■ Set problem
Copy out all the data, word for word.

■ Exercise materials
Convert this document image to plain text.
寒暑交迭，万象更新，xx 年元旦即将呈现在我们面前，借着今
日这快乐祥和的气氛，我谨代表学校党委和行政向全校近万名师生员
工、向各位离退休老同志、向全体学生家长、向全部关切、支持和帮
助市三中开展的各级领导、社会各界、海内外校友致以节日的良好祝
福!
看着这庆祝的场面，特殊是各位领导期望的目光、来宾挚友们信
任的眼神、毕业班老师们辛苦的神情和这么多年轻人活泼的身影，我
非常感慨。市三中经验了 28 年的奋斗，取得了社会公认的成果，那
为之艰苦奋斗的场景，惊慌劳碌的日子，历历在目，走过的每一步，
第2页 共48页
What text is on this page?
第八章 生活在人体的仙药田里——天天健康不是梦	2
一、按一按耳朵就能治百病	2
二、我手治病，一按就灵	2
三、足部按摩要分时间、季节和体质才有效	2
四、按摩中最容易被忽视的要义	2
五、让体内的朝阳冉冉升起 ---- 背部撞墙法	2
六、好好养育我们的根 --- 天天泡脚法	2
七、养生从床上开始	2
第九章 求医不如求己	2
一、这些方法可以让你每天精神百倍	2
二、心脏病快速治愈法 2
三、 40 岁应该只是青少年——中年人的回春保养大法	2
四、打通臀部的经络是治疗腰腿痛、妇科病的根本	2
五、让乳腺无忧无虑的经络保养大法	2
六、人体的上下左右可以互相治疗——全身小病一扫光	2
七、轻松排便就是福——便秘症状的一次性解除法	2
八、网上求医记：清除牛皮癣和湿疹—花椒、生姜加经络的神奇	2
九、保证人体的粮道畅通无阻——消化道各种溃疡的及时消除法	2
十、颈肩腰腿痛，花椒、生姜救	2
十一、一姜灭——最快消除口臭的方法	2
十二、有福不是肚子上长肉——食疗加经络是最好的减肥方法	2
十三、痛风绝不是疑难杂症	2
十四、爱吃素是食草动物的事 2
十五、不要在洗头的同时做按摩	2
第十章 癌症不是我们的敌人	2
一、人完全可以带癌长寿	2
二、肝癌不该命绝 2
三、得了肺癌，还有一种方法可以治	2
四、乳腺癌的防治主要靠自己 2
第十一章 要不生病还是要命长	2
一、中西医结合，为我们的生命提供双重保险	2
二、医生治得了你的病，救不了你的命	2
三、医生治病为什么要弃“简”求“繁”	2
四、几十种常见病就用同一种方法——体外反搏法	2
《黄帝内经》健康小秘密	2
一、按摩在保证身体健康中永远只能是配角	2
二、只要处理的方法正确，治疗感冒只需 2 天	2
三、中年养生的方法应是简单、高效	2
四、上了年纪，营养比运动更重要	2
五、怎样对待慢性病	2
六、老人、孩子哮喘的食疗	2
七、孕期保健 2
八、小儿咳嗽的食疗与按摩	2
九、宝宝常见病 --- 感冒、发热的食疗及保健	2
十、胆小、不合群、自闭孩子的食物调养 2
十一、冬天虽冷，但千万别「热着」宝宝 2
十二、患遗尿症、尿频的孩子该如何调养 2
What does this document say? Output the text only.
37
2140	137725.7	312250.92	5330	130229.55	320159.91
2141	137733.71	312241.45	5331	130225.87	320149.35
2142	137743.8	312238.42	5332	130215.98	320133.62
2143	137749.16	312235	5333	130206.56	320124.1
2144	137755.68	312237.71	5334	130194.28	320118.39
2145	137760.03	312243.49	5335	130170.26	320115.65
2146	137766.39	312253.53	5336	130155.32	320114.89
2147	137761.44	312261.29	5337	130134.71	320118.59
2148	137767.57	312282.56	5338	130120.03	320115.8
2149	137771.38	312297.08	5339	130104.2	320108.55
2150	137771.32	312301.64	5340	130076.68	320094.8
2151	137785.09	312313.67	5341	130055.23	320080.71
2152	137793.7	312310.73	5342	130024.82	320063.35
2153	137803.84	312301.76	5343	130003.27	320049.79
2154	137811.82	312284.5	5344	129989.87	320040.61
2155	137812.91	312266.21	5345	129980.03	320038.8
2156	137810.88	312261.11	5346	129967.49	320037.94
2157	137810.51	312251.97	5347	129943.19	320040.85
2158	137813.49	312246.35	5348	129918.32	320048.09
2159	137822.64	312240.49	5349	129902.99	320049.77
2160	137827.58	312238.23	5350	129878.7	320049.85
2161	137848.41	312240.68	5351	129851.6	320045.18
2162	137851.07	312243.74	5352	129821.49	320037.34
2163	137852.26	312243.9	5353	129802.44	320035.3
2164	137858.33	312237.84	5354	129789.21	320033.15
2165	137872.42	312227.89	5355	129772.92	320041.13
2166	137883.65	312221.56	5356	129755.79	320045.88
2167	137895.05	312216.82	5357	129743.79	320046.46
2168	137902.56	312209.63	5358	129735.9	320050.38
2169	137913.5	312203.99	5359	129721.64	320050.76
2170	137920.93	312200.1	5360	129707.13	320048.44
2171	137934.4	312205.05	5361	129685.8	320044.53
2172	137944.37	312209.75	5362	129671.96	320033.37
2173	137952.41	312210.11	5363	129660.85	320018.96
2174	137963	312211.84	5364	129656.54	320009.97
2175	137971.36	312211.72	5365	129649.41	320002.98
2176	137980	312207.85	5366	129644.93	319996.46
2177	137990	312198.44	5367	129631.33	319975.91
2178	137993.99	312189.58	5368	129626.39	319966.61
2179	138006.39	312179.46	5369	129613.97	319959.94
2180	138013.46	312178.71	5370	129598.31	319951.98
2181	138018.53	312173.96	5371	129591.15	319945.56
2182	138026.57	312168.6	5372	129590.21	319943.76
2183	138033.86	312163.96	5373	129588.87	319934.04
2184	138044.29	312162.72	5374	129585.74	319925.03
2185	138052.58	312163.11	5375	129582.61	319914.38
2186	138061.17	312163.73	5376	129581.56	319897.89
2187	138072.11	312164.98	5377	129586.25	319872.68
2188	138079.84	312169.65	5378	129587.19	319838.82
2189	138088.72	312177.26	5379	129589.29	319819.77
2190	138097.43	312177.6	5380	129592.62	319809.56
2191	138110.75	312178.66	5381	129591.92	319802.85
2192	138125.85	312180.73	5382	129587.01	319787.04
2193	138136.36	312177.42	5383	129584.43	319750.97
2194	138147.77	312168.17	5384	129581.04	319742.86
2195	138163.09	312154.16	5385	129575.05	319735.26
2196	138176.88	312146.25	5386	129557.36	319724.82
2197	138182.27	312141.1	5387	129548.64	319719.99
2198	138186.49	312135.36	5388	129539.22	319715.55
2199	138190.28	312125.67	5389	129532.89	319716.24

■ Exercise solution
Convert this document image to plain text.
寒暑交迭，万象更新，xx 年元旦即将呈现在我们面前，借着今
日这快乐祥和的气氛，我谨代表学校党委和行政向全校近万名师生员
工、向各位离退休老同志、向全体学生家长、向全部关切、支持和帮
助市三中开展的各级领导、社会各界、海内外校友致以节日的良好祝
福!
看着这庆祝的场面，特殊是各位领导期望的目光、来宾挚友们信
任的眼神、毕业班老师们辛苦的神情和这么多年轻人活泼的身影，我
非常感慨。市三中经验了 28 年的奋斗，取得了社会公认的成果，那
为之艰苦奋斗的场景，惊慌劳碌的日子，历历在目，走过的每一步，
第2页 共48页
What text is on this page?
第八章 生活在人体的仙药田里——天天健康不是梦	2
一、按一按耳朵就能治百病	2
二、我手治病，一按就灵	2
三、足部按摩要分时间、季节和体质才有效	2
四、按摩中最容易被忽视的要义	2
五、让体内的朝阳冉冉升起 ---- 背部撞墙法	2
六、好好养育我们的根 --- 天天泡脚法	2
七、养生从床上开始	2
第九章 求医不如求己	2
一、这些方法可以让你每天精神百倍	2
二、心脏病快速治愈法 2
三、 40 岁应该只是青少年——中年人的回春保养大法	2
四、打通臀部的经络是治疗腰腿痛、妇科病的根本	2
五、让乳腺无忧无虑的经络保养大法	2
六、人体的上下左右可以互相治疗——全身小病一扫光	2
七、轻松排便就是福——便秘症状的一次性解除法	2
八、网上求医记：清除牛皮癣和湿疹—花椒、生姜加经络的神奇	2
九、保证人体的粮道畅通无阻——消化道各种溃疡的及时消除法	2
十、颈肩腰腿痛，花椒、生姜救	2
十一、一姜灭——最快消除口臭的方法	2
十二、有福不是肚子上长肉——食疗加经络是最好的减肥方法	2
十三、痛风绝不是疑难杂症	2
十四、爱吃素是食草动物的事 2
十五、不要在洗头的同时做按摩	2
第十章 癌症不是我们的敌人	2
一、人完全可以带癌长寿	2
二、肝癌不该命绝 2
三、得了肺癌，还有一种方法可以治	2
四、乳腺癌的防治主要靠自己 2
第十一章 要不生病还是要命长	2
一、中西医结合，为我们的生命提供双重保险	2
二、医生治得了你的病，救不了你的命	2
三、医生治病为什么要弃“简”求“繁”	2
四、几十种常见病就用同一种方法——体外反搏法	2
《黄帝内经》健康小秘密	2
一、按摩在保证身体健康中永远只能是配角	2
二、只要处理的方法正确，治疗感冒只需 2 天	2
三、中年养生的方法应是简单、高效	2
四、上了年纪，营养比运动更重要	2
五、怎样对待慢性病	2
六、老人、孩子哮喘的食疗	2
七、孕期保健 2
八、小儿咳嗽的食疗与按摩	2
九、宝宝常见病 --- 感冒、发热的食疗及保健	2
十、胆小、不合群、自闭孩子的食物调养 2
十一、冬天虽冷，但千万别「热着」宝宝 2
十二、患遗尿症、尿频的孩子该如何调养 2
What does this document say? Output the text only.
37
2140	137725.7	312250.92	5330	130229.55	320159.91
2141	137733.71	312241.45	5331	130225.87	320149.35
2142	137743.8	312238.42	5332	130215.98	320133.62
2143	137749.16	312235	5333	130206.56	320124.1
2144	137755.68	312237.71	5334	130194.28	320118.39
2145	137760.03	312243.49	5335	130170.26	320115.65
2146	137766.39	312253.53	5336	130155.32	320114.89
2147	137761.44	312261.29	5337	130134.71	320118.59
2148	137767.57	312282.56	5338	130120.03	320115.8
2149	137771.38	312297.08	5339	130104.2	320108.55
2150	137771.32	312301.64	5340	130076.68	320094.8
2151	137785.09	312313.67	5341	130055.23	320080.71
2152	137793.7	312310.73	5342	130024.82	320063.35
2153	137803.84	312301.76	5343	130003.27	320049.79
2154	137811.82	312284.5	5344	129989.87	320040.61
2155	137812.91	312266.21	5345	129980.03	320038.8
2156	137810.88	312261.11	5346	129967.49	320037.94
2157	137810.51	312251.97	5347	129943.19	320040.85
2158	137813.49	312246.35	5348	129918.32	320048.09
2159	137822.64	312240.49	5349	129902.99	320049.77
2160	137827.58	312238.23	5350	129878.7	320049.85
2161	137848.41	312240.68	5351	129851.6	320045.18
2162	137851.07	312243.74	5352	129821.49	320037.34
2163	137852.26	312243.9	5353	129802.44	320035.3
2164	137858.33	312237.84	5354	129789.21	320033.15
2165	137872.42	312227.89	5355	129772.92	320041.13
2166	137883.65	312221.56	5356	129755.79	320045.88
2167	137895.05	312216.82	5357	129743.79	320046.46
2168	137902.56	312209.63	5358	129735.9	320050.38
2169	137913.5	312203.99	5359	129721.64	320050.76
2170	137920.93	312200.1	5360	129707.13	320048.44
2171	137934.4	312205.05	5361	129685.8	320044.53
2172	137944.37	312209.75	5362	129671.96	320033.37
2173	137952.41	312210.11	5363	129660.85	320018.96
2174	137963	312211.84	5364	129656.54	320009.97
2175	137971.36	312211.72	5365	129649.41	320002.98
2176	137980	312207.85	5366	129644.93	319996.46
2177	137990	312198.44	5367	129631.33	319975.91
2178	137993.99	312189.58	5368	129626.39	319966.61
2179	138006.39	312179.46	5369	129613.97	319959.94
2180	138013.46	312178.71	5370	129598.31	319951.98
2181	138018.53	312173.96	5371	129591.15	319945.56
2182	138026.57	312168.6	5372	129590.21	319943.76
2183	138033.86	312163.96	5373	129588.87	319934.04
2184	138044.29	312162.72	5374	129585.74	319925.03
2185	138052.58	312163.11	5375	129582.61	319914.38
2186	138061.17	312163.73	5376	129581.56	319897.89
2187	138072.11	312164.98	5377	129586.25	319872.68
2188	138079.84	312169.65	5378	129587.19	319838.82
2189	138088.72	312177.26	5379	129589.29	319819.77
2190	138097.43	312177.6	5380	129592.62	319809.56
2191	138110.75	312178.66	5381	129591.92	319802.85
2192	138125.85	312180.73	5382	129587.01	319787.04
2193	138136.36	312177.42	5383	129584.43	319750.97
2194	138147.77	312168.17	5384	129581.04	319742.86
2195	138163.09	312154.16	5385	129575.05	319735.26
2196	138176.88	312146.25	5386	129557.36	319724.82
2197	138182.27	312141.1	5387	129548.64	319719.99
2198	138186.49	312135.36	5388	129539.22	319715.55
2199	138190.28	312125.67	5389	129532.89	319716.24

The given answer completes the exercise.